§ **TASK**
Find the line containing "What data was", then output it and every line after it through the end of the listing below, exactly as written.
>> begin RECORDS
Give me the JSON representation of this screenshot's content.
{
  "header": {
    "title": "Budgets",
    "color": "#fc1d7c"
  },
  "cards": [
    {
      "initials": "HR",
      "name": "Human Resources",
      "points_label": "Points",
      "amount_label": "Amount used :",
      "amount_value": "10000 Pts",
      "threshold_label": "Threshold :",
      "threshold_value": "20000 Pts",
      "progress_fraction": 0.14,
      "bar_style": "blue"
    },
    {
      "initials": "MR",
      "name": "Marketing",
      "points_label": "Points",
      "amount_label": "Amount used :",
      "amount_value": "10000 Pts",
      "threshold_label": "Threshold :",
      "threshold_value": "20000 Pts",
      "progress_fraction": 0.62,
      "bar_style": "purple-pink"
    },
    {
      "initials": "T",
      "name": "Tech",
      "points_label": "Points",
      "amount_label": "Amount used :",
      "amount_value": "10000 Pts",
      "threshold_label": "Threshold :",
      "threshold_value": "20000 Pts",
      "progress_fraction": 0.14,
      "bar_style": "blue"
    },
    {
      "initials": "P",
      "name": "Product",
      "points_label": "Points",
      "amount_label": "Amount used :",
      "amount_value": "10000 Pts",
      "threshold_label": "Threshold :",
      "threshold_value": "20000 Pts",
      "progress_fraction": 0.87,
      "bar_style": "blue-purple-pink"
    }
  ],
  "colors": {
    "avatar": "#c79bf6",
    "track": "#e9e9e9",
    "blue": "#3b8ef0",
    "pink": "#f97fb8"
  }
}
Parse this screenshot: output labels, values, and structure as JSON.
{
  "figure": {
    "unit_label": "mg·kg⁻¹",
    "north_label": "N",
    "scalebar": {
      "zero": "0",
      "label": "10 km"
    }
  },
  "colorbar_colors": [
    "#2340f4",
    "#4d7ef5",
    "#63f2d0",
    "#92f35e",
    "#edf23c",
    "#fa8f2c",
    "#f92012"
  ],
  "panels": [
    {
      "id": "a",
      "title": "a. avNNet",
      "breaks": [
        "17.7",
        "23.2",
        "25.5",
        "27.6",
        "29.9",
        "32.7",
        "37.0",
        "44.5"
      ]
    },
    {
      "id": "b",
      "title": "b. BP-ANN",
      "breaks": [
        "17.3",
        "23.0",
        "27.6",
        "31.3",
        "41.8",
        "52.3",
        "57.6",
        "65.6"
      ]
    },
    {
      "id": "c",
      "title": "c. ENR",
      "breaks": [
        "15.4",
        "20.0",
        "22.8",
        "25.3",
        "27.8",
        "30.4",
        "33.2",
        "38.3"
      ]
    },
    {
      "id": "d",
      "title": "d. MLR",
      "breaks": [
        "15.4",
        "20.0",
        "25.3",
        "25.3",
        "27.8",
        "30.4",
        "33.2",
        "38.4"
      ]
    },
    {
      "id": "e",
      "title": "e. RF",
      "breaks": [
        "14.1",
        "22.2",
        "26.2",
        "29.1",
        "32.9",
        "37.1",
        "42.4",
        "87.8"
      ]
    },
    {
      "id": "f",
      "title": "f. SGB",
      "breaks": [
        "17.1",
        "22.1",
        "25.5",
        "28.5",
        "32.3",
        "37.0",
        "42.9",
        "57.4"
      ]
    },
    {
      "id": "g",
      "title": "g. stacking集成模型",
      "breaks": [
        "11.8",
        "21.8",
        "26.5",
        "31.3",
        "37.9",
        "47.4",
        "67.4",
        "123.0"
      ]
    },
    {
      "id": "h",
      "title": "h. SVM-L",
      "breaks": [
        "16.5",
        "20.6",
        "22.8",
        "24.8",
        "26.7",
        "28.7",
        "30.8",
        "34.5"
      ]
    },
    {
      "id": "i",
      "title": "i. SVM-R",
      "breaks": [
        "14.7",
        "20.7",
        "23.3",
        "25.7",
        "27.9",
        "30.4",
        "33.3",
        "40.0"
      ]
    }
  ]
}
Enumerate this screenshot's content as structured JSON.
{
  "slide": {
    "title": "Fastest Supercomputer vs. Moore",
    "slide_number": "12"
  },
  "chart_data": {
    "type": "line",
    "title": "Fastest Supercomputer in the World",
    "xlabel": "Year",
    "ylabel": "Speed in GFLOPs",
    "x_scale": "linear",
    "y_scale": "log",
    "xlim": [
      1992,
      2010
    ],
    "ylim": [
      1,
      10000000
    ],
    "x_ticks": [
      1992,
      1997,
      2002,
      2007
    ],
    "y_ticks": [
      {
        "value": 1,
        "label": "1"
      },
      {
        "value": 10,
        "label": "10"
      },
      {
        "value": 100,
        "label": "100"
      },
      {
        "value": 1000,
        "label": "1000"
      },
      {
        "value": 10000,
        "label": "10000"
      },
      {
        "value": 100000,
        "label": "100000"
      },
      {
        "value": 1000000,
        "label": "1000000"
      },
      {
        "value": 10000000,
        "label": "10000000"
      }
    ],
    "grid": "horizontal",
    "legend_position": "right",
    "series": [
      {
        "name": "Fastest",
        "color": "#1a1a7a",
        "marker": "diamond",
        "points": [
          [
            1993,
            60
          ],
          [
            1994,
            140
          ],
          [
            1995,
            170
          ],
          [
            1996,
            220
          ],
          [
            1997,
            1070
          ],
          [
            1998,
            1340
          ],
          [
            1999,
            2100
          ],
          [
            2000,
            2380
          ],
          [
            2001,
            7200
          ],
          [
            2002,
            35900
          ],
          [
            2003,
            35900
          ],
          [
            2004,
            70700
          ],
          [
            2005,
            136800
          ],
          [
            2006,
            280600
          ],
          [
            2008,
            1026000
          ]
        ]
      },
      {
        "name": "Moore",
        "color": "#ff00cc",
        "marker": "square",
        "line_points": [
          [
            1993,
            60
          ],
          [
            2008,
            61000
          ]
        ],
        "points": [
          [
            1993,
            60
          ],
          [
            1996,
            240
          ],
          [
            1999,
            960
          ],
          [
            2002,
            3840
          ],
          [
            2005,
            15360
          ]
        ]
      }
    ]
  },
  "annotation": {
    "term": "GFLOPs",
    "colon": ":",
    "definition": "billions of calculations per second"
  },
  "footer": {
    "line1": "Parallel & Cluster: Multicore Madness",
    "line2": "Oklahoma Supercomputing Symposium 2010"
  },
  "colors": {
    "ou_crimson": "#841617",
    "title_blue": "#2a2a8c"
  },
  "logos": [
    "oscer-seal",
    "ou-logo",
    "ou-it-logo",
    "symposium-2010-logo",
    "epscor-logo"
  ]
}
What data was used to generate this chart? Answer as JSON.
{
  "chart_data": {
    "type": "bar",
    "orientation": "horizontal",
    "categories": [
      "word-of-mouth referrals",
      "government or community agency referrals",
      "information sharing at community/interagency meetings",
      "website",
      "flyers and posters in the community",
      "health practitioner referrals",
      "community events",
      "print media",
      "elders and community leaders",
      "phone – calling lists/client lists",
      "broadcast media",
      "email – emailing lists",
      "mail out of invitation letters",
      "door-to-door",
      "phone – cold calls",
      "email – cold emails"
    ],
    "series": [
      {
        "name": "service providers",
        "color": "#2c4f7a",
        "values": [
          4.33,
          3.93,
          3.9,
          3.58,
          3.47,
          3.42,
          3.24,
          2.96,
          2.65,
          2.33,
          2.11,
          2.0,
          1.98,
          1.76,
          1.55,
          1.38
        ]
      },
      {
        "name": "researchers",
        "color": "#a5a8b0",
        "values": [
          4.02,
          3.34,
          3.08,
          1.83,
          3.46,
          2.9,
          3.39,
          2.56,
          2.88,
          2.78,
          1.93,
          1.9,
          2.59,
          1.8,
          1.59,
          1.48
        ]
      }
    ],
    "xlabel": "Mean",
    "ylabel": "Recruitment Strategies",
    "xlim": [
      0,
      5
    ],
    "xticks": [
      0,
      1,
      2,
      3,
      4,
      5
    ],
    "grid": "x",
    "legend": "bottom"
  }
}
>> end RECORDS
§ **PROBLEM SOLUTION**
What data was used to generate this chart? Answer as JSON.
{
  "chart_data": {
    "type": "bar",
    "orientation": "horizontal",
    "categories": [
      "word-of-mouth referrals",
      "government or community agency referrals",
      "information sharing at community/interagency meetings",
      "website",
      "flyers and posters in the community",
      "health practitioner referrals",
      "community events",
      "print media",
      "elders and community leaders",
      "phone – calling lists/client lists",
      "broadcast media",
      "email – emailing lists",
      "mail out of invitation letters",
      "door-to-door",
      "phone – cold calls",
      "email – cold emails"
    ],
    "series": [
      {
        "name": "service providers",
        "color": "#2c4f7a",
        "values": [
          4.33,
          3.93,
          3.9,
          3.58,
          3.47,
          3.42,
          3.24,
          2.96,
          2.65,
          2.33,
          2.11,
          2.0,
          1.98,
          1.76,
          1.55,
          1.38
        ]
      },
      {
        "name": "researchers",
        "color": "#a5a8b0",
        "values": [
          4.02,
          3.34,
          3.08,
          1.83,
          3.46,
          2.9,
          3.39,
          2.56,
          2.88,
          2.78,
          1.93,
          1.9,
          2.59,
          1.8,
          1.59,
          1.48
        ]
      }
    ],
    "xlabel": "Mean",
    "ylabel": "Recruitment Strategies",
    "xlim": [
      0,
      5
    ],
    "xticks": [
      0,
      1,
      2,
      3,
      4,
      5
    ],
    "grid": "x",
    "legend": "bottom"
  }
}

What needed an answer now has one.